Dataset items

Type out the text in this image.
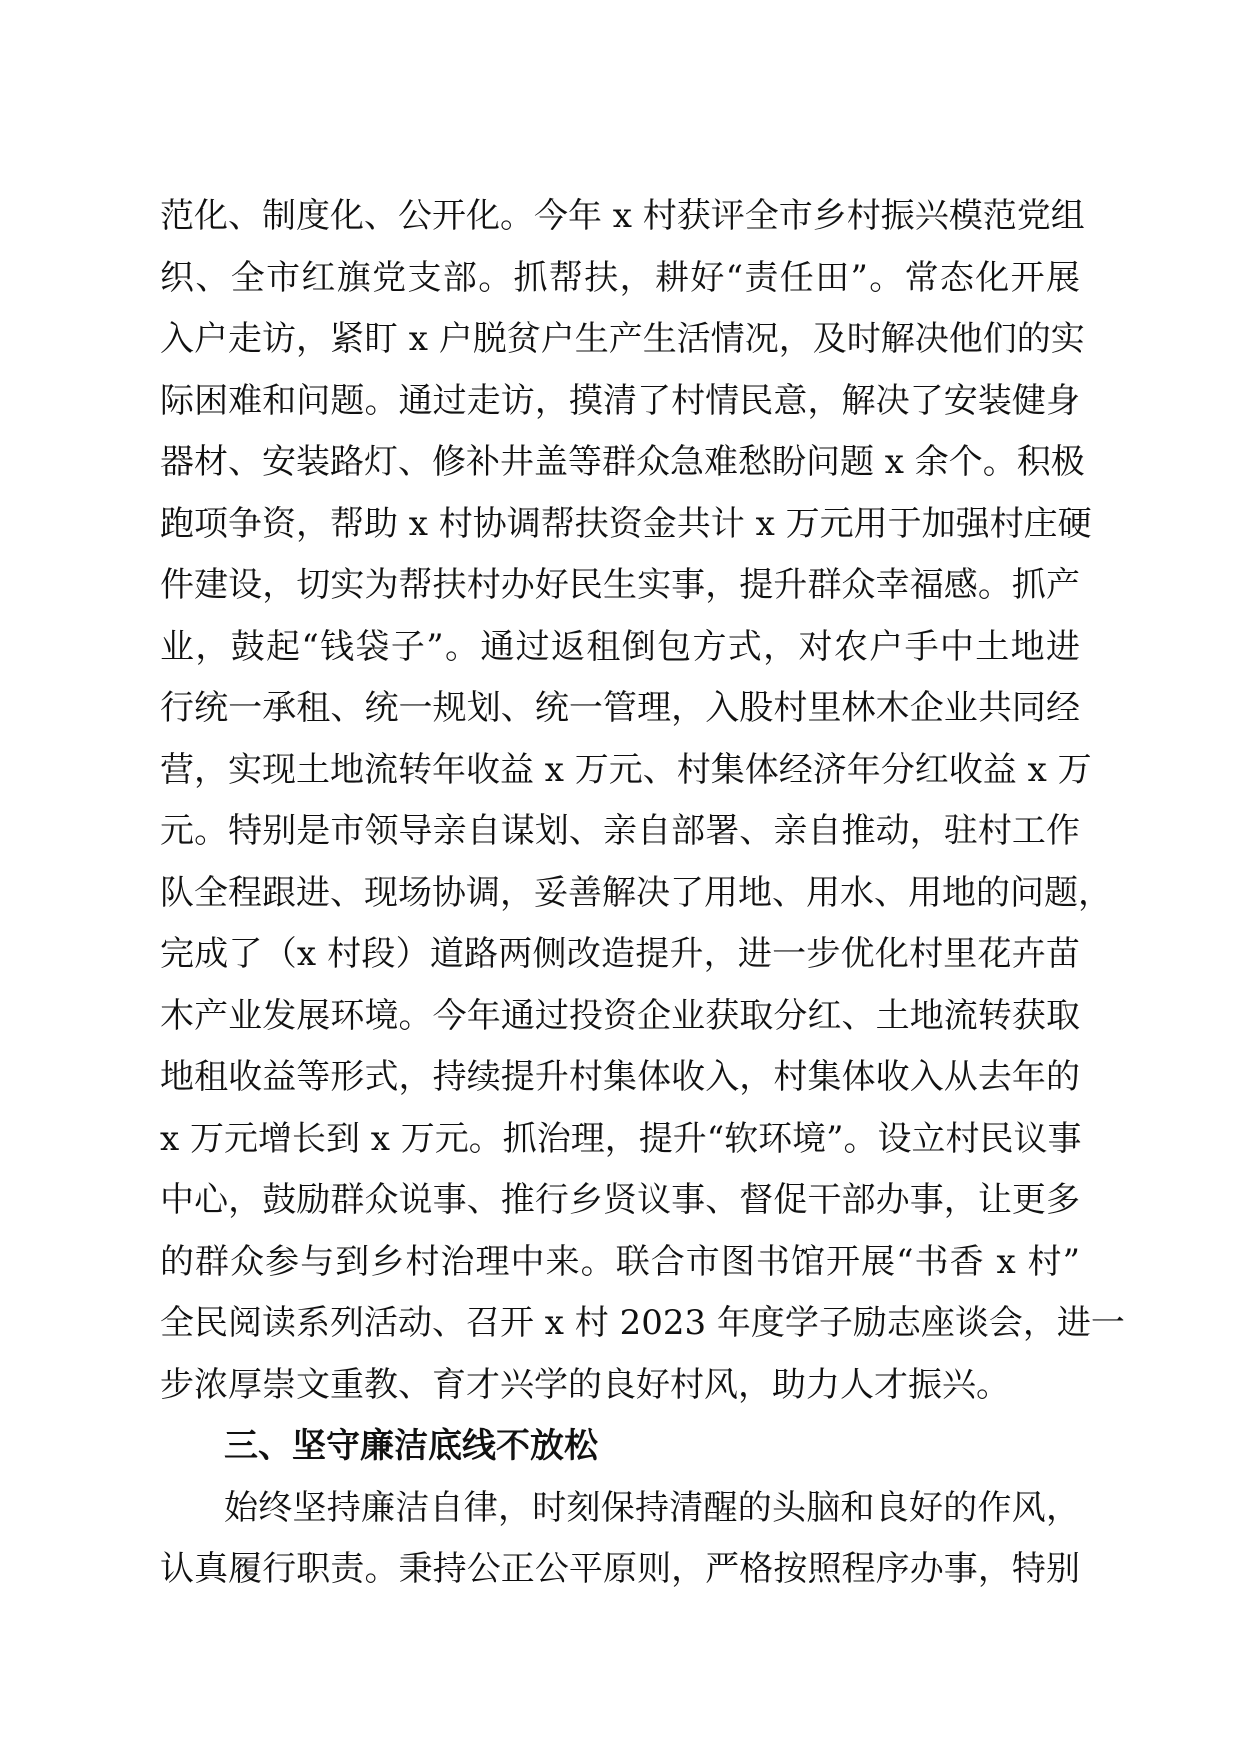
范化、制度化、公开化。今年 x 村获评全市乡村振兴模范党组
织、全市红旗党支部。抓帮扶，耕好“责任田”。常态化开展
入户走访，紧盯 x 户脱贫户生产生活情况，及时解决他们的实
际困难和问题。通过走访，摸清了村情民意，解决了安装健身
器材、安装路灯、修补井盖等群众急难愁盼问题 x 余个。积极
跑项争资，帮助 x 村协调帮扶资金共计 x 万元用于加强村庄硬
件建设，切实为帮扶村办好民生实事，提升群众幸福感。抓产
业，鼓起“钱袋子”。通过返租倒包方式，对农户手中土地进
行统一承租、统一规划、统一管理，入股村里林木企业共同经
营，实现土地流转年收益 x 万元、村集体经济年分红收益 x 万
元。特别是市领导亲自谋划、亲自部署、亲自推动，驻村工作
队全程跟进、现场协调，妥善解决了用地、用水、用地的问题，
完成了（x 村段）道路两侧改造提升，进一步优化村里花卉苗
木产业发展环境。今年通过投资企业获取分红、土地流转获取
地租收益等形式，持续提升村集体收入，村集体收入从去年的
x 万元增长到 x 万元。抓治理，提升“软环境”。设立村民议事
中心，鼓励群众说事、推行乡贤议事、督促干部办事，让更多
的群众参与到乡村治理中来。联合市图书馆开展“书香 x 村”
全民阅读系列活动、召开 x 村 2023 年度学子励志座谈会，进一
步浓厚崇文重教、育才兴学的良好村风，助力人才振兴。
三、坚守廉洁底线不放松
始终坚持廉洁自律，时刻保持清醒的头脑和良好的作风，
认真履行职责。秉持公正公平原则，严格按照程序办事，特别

DESCRIPTION OF THE TASK: Return the material word for word. Pictures are not part of the copy.

EXERCISE RESPONSE:
Type out the text in this image.
范化、制度化、公开化。今年 x 村获评全市乡村振兴模范党组
织、全市红旗党支部。抓帮扶，耕好“责任田”。常态化开展
入户走访，紧盯 x 户脱贫户生产生活情况，及时解决他们的实
际困难和问题。通过走访，摸清了村情民意，解决了安装健身
器材、安装路灯、修补井盖等群众急难愁盼问题 x 余个。积极
跑项争资，帮助 x 村协调帮扶资金共计 x 万元用于加强村庄硬
件建设，切实为帮扶村办好民生实事，提升群众幸福感。抓产
业，鼓起“钱袋子”。通过返租倒包方式，对农户手中土地进
行统一承租、统一规划、统一管理，入股村里林木企业共同经
营，实现土地流转年收益 x 万元、村集体经济年分红收益 x 万
元。特别是市领导亲自谋划、亲自部署、亲自推动，驻村工作
队全程跟进、现场协调，妥善解决了用地、用水、用地的问题，
完成了（x 村段）道路两侧改造提升，进一步优化村里花卉苗
木产业发展环境。今年通过投资企业获取分红、土地流转获取
地租收益等形式，持续提升村集体收入，村集体收入从去年的
x 万元增长到 x 万元。抓治理，提升“软环境”。设立村民议事
中心，鼓励群众说事、推行乡贤议事、督促干部办事，让更多
的群众参与到乡村治理中来。联合市图书馆开展“书香 x 村”
全民阅读系列活动、召开 x 村 2023 年度学子励志座谈会，进一
步浓厚崇文重教、育才兴学的良好村风，助力人才振兴。
三、坚守廉洁底线不放松
始终坚持廉洁自律，时刻保持清醒的头脑和良好的作风，
认真履行职责。秉持公正公平原则，严格按照程序办事，特别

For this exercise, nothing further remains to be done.